▸ **THE REQUEST**: Without the pictures, copy the entries below word for word.

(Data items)
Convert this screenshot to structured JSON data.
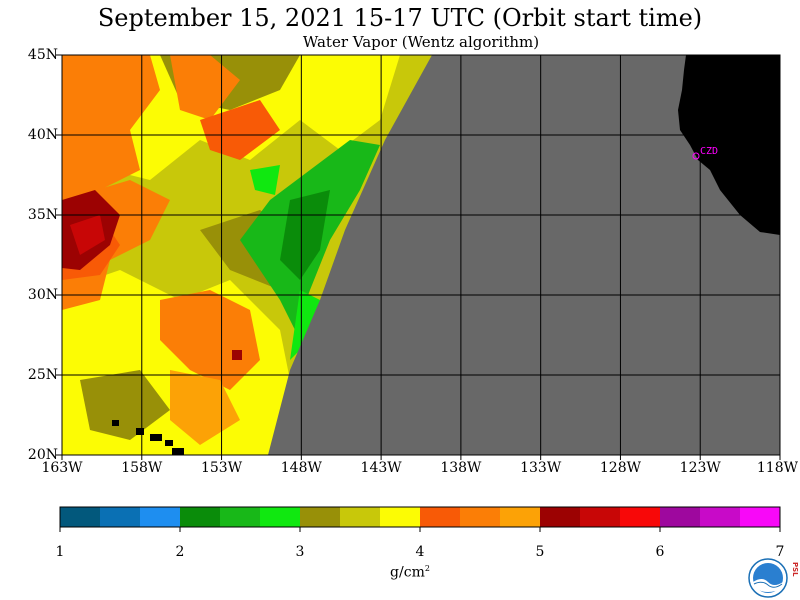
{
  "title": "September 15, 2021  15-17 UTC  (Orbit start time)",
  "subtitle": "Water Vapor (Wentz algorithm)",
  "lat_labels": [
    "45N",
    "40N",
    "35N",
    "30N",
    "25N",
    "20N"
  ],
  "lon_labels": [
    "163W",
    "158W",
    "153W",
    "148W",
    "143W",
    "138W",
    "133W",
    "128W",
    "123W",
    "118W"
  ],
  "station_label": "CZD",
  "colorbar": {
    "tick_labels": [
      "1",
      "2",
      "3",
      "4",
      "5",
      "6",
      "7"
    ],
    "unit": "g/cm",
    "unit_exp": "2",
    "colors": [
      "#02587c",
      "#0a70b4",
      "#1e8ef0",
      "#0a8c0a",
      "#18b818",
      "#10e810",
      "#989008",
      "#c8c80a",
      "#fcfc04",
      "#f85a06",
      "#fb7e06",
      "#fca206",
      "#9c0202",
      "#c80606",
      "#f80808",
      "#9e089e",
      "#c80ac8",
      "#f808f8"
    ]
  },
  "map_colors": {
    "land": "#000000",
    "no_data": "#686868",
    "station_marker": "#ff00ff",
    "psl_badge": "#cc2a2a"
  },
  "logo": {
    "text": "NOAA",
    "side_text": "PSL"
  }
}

▸ **TASK ANSWER**:
Convert this screenshot to structured JSON data.
{
  "title": "September 15, 2021  15-17 UTC  (Orbit start time)",
  "subtitle": "Water Vapor (Wentz algorithm)",
  "lat_labels": [
    "45N",
    "40N",
    "35N",
    "30N",
    "25N",
    "20N"
  ],
  "lon_labels": [
    "163W",
    "158W",
    "153W",
    "148W",
    "143W",
    "138W",
    "133W",
    "128W",
    "123W",
    "118W"
  ],
  "station_label": "CZD",
  "colorbar": {
    "tick_labels": [
      "1",
      "2",
      "3",
      "4",
      "5",
      "6",
      "7"
    ],
    "unit": "g/cm",
    "unit_exp": "2",
    "colors": [
      "#02587c",
      "#0a70b4",
      "#1e8ef0",
      "#0a8c0a",
      "#18b818",
      "#10e810",
      "#989008",
      "#c8c80a",
      "#fcfc04",
      "#f85a06",
      "#fb7e06",
      "#fca206",
      "#9c0202",
      "#c80606",
      "#f80808",
      "#9e089e",
      "#c80ac8",
      "#f808f8"
    ]
  },
  "map_colors": {
    "land": "#000000",
    "no_data": "#686868",
    "station_marker": "#ff00ff",
    "psl_badge": "#cc2a2a"
  },
  "logo": {
    "text": "NOAA",
    "side_text": "PSL"
  }
}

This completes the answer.